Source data
## Start

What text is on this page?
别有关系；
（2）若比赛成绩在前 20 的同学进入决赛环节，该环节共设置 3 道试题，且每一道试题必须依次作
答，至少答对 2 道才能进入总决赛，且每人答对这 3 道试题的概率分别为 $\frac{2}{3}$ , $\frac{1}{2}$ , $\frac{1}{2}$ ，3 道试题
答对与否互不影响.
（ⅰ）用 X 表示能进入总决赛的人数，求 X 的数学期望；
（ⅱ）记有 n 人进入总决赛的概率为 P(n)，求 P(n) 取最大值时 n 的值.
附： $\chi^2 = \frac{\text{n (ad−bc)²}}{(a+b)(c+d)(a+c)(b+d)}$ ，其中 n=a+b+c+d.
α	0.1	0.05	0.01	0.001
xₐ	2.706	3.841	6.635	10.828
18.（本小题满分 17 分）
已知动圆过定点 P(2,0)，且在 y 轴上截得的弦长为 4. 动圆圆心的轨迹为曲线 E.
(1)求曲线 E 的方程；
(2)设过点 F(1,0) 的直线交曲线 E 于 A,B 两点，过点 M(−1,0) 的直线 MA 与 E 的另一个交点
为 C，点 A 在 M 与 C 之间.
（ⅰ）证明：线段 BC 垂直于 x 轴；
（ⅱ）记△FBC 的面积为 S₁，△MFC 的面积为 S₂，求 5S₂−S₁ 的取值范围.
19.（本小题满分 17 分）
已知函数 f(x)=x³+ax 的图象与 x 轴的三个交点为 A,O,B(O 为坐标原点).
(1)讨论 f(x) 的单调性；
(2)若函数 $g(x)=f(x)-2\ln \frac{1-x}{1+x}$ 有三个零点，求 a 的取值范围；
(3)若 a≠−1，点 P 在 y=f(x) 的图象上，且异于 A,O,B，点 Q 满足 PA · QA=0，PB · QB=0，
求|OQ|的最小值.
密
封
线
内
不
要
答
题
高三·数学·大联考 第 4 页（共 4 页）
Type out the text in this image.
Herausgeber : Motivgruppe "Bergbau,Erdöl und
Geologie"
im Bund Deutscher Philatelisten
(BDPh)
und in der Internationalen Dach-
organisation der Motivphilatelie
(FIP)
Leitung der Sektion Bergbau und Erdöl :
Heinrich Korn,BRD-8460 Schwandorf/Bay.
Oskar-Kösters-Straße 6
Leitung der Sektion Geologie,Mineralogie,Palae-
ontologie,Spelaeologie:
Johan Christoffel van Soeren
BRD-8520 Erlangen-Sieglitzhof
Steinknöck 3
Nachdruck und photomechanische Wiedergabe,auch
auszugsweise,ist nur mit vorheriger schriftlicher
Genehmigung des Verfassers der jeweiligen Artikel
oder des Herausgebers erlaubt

## End

Requirement: Keep only the lines from the one containing "Type out the text in this image." to the end of the entries, and repeat them exactly.

The output:
Type out the text in this image.
Herausgeber : Motivgruppe "Bergbau,Erdöl und
Geologie"
im Bund Deutscher Philatelisten
(BDPh)
und in der Internationalen Dach-
organisation der Motivphilatelie
(FIP)
Leitung der Sektion Bergbau und Erdöl :
Heinrich Korn,BRD-8460 Schwandorf/Bay.
Oskar-Kösters-Straße 6
Leitung der Sektion Geologie,Mineralogie,Palae-
ontologie,Spelaeologie:
Johan Christoffel van Soeren
BRD-8520 Erlangen-Sieglitzhof
Steinknöck 3
Nachdruck und photomechanische Wiedergabe,auch
auszugsweise,ist nur mit vorheriger schriftlicher
Genehmigung des Verfassers der jeweiligen Artikel
oder des Herausgebers erlaubt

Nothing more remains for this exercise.